_Task objective_
Each entry below should be returned exactly as is, with the pictures removed.

# Extracted records start

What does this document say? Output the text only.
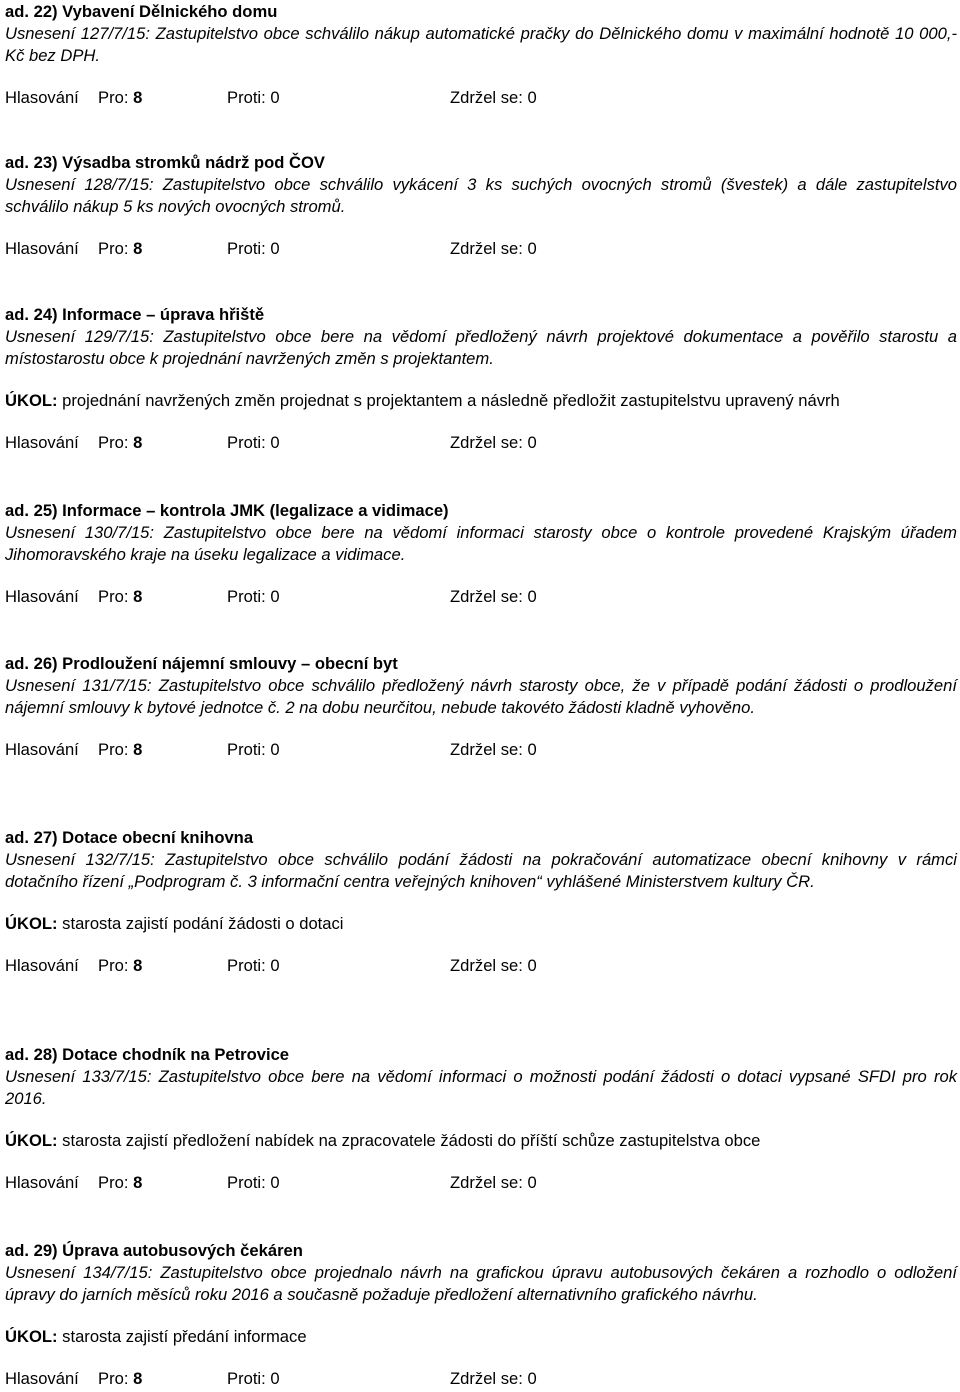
ad. 22) Vybavení Dělnického domu
Usnesení 127/7/15: Zastupitelstvo obce schválilo nákup automatické pračky do Dělnického domu v maximální hodnotě 10 000,- Kč bez DPH.
Hlasování Pro: 8	Proti: 0	Zdržel se: 0
ad. 23) Výsadba stromků nádrž pod ČOV
Usnesení 128/7/15: Zastupitelstvo obce schválilo vykácení 3 ks suchých ovocných stromů (švestek) a dále zastupitelstvo schválilo nákup 5 ks nových ovocných stromů.
Hlasování Pro: 8	Proti: 0	Zdržel se: 0
ad. 24) Informace – úprava hřiště
Usnesení 129/7/15: Zastupitelstvo obce bere na vědomí předložený návrh projektové dokumentace a pověřilo starostu a místostarostu obce k projednání navržených změn s projektantem.
ÚKOL: projednání navržených změn projednat s projektantem a následně předložit zastupitelstvu upravený návrh
Hlasování Pro: 8	Proti: 0	Zdržel se: 0
ad. 25) Informace – kontrola JMK (legalizace a vidimace)
Usnesení 130/7/15: Zastupitelstvo obce bere na vědomí informaci starosty obce o kontrole provedené Krajským úřadem Jihomoravského kraje na úseku legalizace a vidimace.
Hlasování Pro: 8	Proti: 0	Zdržel se: 0
ad. 26) Prodloužení nájemní smlouvy – obecní byt
Usnesení 131/7/15: Zastupitelstvo obce schválilo předložený návrh starosty obce, že v případě podání žádosti o prodloužení nájemní smlouvy k bytové jednotce č. 2 na dobu neurčitou, nebude takovéto žádosti kladně vyhověno.
Hlasování Pro: 8	Proti: 0	Zdržel se: 0
ad. 27) Dotace obecní knihovna
Usnesení 132/7/15: Zastupitelstvo obce schválilo podání žádosti na pokračování automatizace obecní knihovny v rámci dotačního řízení „Podprogram č. 3 informační centra veřejných knihoven“ vyhlášené Ministerstvem kultury ČR.
ÚKOL: starosta zajistí podání žádosti o dotaci
Hlasování Pro: 8	Proti: 0	Zdržel se: 0
ad. 28) Dotace chodník na Petrovice
Usnesení 133/7/15: Zastupitelstvo obce bere na vědomí informaci o možnosti podání žádosti o dotaci vypsané SFDI pro rok 2016.
ÚKOL: starosta zajistí předložení nabídek na zpracovatele žádosti do příští schůze zastupitelstva obce
Hlasování Pro: 8	Proti: 0	Zdržel se: 0
ad. 29) Úprava autobusových čekáren
Usnesení 134/7/15: Zastupitelstvo obce projednalo návrh na grafickou úpravu autobusových čekáren a rozhodlo o odložení úpravy do jarních měsíců roku 2016 a současně požaduje předložení alternativního grafického návrhu.
ÚKOL: starosta zajistí předání informace
Hlasování Pro: 8	Proti: 0	Zdržel se: 0
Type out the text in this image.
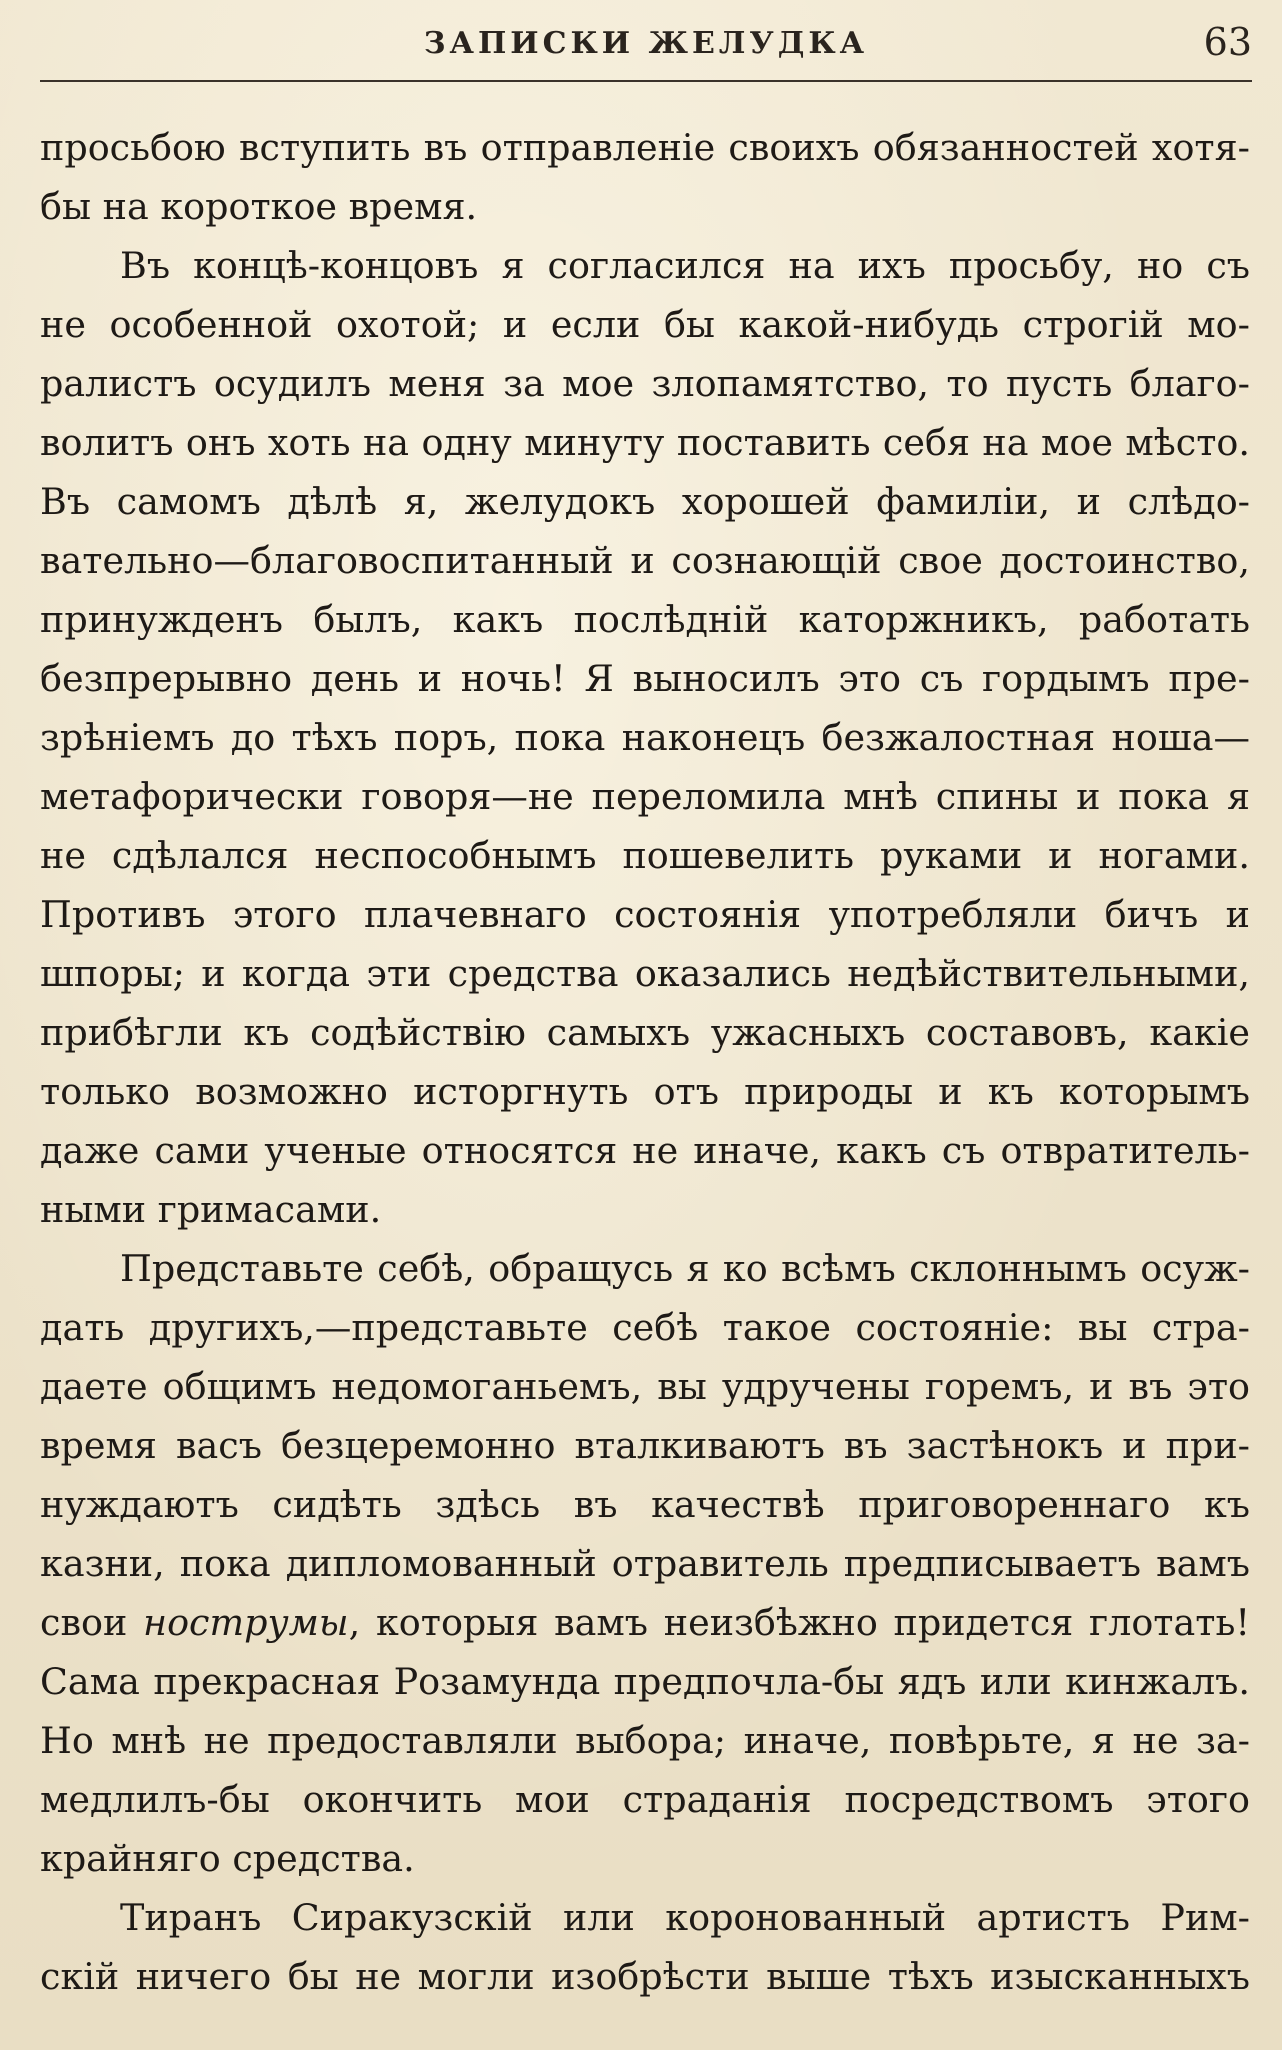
ЗАПИСКИ ЖЕЛУДКА	63
просьбою вступить въ отправленіе своихъ обязанностей хотя-
бы на короткое время.
Въ концѣ-концовъ я согласился на ихъ просьбу, но съ
не особенной охотой; и если бы какой-нибудь строгій мо-
ралистъ осудилъ меня за мое злопамятство, то пусть благо-
волитъ онъ хоть на одну минуту поставить себя на мое мѣсто.
Въ самомъ дѣлѣ я, желудокъ хорошей фамиліи, и слѣдо-
вательно—благовоспитанный и сознающій свое достоинство,
принужденъ былъ, какъ послѣдній каторжникъ, работать
безпрерывно день и ночь! Я выносилъ это съ гордымъ пре-
зрѣніемъ до тѣхъ поръ, пока наконецъ безжалостная ноша—
метафорически говоря—не переломила мнѣ спины и пока я
не сдѣлался неспособнымъ пошевелить руками и ногами.
Противъ этого плачевнаго состоянія употребляли бичъ и
шпоры; и когда эти средства оказались недѣйствительными,
прибѣгли къ содѣйствію самыхъ ужасныхъ составовъ, какіе
только возможно исторгнуть отъ природы и къ которымъ
даже сами ученые относятся не иначе, какъ съ отвратитель-
ными гримасами.
Представьте себѣ, обращусь я ко всѣмъ склоннымъ осуж-
дать другихъ,—представьте себѣ такое состояніе: вы стра-
даете общимъ недомоганьемъ, вы удручены горемъ, и въ это
время васъ безцеремонно вталкиваютъ въ застѣнокъ и при-
нуждаютъ сидѣть здѣсь въ качествѣ приговореннаго къ
казни, пока дипломованный отравитель предписываетъ вамъ
свои нострумы, которыя вамъ неизбѣжно придется глотать!
Сама прекрасная Розамунда предпочла-бы ядъ или кинжалъ.
Но мнѣ не предоставляли выбора; иначе, повѣрьте, я не за-
медлилъ-бы окончить мои страданія посредствомъ этого
крайняго средства.
Тиранъ Сиракузскій или коронованный артистъ Рим-
скій ничего бы не могли изобрѣсти выше тѣхъ изысканныхъ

# Extracted records end

_Result below_
What does this document say? Output the text only.
ad. 22) Vybavení Dělnického domu
Usnesení 127/7/15: Zastupitelstvo obce schválilo nákup automatické pračky do Dělnického domu v maximální hodnotě 10 000,- Kč bez DPH.
Hlasování Pro: 8	Proti: 0	Zdržel se: 0
ad. 23) Výsadba stromků nádrž pod ČOV
Usnesení 128/7/15: Zastupitelstvo obce schválilo vykácení 3 ks suchých ovocných stromů (švestek) a dále zastupitelstvo schválilo nákup 5 ks nových ovocných stromů.
Hlasování Pro: 8	Proti: 0	Zdržel se: 0
ad. 24) Informace – úprava hřiště
Usnesení 129/7/15: Zastupitelstvo obce bere na vědomí předložený návrh projektové dokumentace a pověřilo starostu a místostarostu obce k projednání navržených změn s projektantem.
ÚKOL: projednání navržených změn projednat s projektantem a následně předložit zastupitelstvu upravený návrh
Hlasování Pro: 8	Proti: 0	Zdržel se: 0
ad. 25) Informace – kontrola JMK (legalizace a vidimace)
Usnesení 130/7/15: Zastupitelstvo obce bere na vědomí informaci starosty obce o kontrole provedené Krajským úřadem Jihomoravského kraje na úseku legalizace a vidimace.
Hlasování Pro: 8	Proti: 0	Zdržel se: 0
ad. 26) Prodloužení nájemní smlouvy – obecní byt
Usnesení 131/7/15: Zastupitelstvo obce schválilo předložený návrh starosty obce, že v případě podání žádosti o prodloužení nájemní smlouvy k bytové jednotce č. 2 na dobu neurčitou, nebude takovéto žádosti kladně vyhověno.
Hlasování Pro: 8	Proti: 0	Zdržel se: 0
ad. 27) Dotace obecní knihovna
Usnesení 132/7/15: Zastupitelstvo obce schválilo podání žádosti na pokračování automatizace obecní knihovny v rámci dotačního řízení „Podprogram č. 3 informační centra veřejných knihoven“ vyhlášené Ministerstvem kultury ČR.
ÚKOL: starosta zajistí podání žádosti o dotaci
Hlasování Pro: 8	Proti: 0	Zdržel se: 0
ad. 28) Dotace chodník na Petrovice
Usnesení 133/7/15: Zastupitelstvo obce bere na vědomí informaci o možnosti podání žádosti o dotaci vypsané SFDI pro rok 2016.
ÚKOL: starosta zajistí předložení nabídek na zpracovatele žádosti do příští schůze zastupitelstva obce
Hlasování Pro: 8	Proti: 0	Zdržel se: 0
ad. 29) Úprava autobusových čekáren
Usnesení 134/7/15: Zastupitelstvo obce projednalo návrh na grafickou úpravu autobusových čekáren a rozhodlo o odložení úpravy do jarních měsíců roku 2016 a současně požaduje předložení alternativního grafického návrhu.
ÚKOL: starosta zajistí předání informace
Hlasování Pro: 8	Proti: 0	Zdržel se: 0
Type out the text in this image.
ЗАПИСКИ ЖЕЛУДКА	63
просьбою вступить въ отправленіе своихъ обязанностей хотя-
бы на короткое время.
Въ концѣ-концовъ я согласился на ихъ просьбу, но съ
не особенной охотой; и если бы какой-нибудь строгій мо-
ралистъ осудилъ меня за мое злопамятство, то пусть благо-
волитъ онъ хоть на одну минуту поставить себя на мое мѣсто.
Въ самомъ дѣлѣ я, желудокъ хорошей фамиліи, и слѣдо-
вательно—благовоспитанный и сознающій свое достоинство,
принужденъ былъ, какъ послѣдній каторжникъ, работать
безпрерывно день и ночь! Я выносилъ это съ гордымъ пре-
зрѣніемъ до тѣхъ поръ, пока наконецъ безжалостная ноша—
метафорически говоря—не переломила мнѣ спины и пока я
не сдѣлался неспособнымъ пошевелить руками и ногами.
Противъ этого плачевнаго состоянія употребляли бичъ и
шпоры; и когда эти средства оказались недѣйствительными,
прибѣгли къ содѣйствію самыхъ ужасныхъ составовъ, какіе
только возможно исторгнуть отъ природы и къ которымъ
даже сами ученые относятся не иначе, какъ съ отвратитель-
ными гримасами.
Представьте себѣ, обращусь я ко всѣмъ склоннымъ осуж-
дать другихъ,—представьте себѣ такое состояніе: вы стра-
даете общимъ недомоганьемъ, вы удручены горемъ, и въ это
время васъ безцеремонно вталкиваютъ въ застѣнокъ и при-
нуждаютъ сидѣть здѣсь въ качествѣ приговореннаго къ
казни, пока дипломованный отравитель предписываетъ вамъ
свои нострумы, которыя вамъ неизбѣжно придется глотать!
Сама прекрасная Розамунда предпочла-бы ядъ или кинжалъ.
Но мнѣ не предоставляли выбора; иначе, повѣрьте, я не за-
медлилъ-бы окончить мои страданія посредствомъ этого
крайняго средства.
Тиранъ Сиракузскій или коронованный артистъ Рим-
скій ничего бы не могли изобрѣсти выше тѣхъ изысканныхъ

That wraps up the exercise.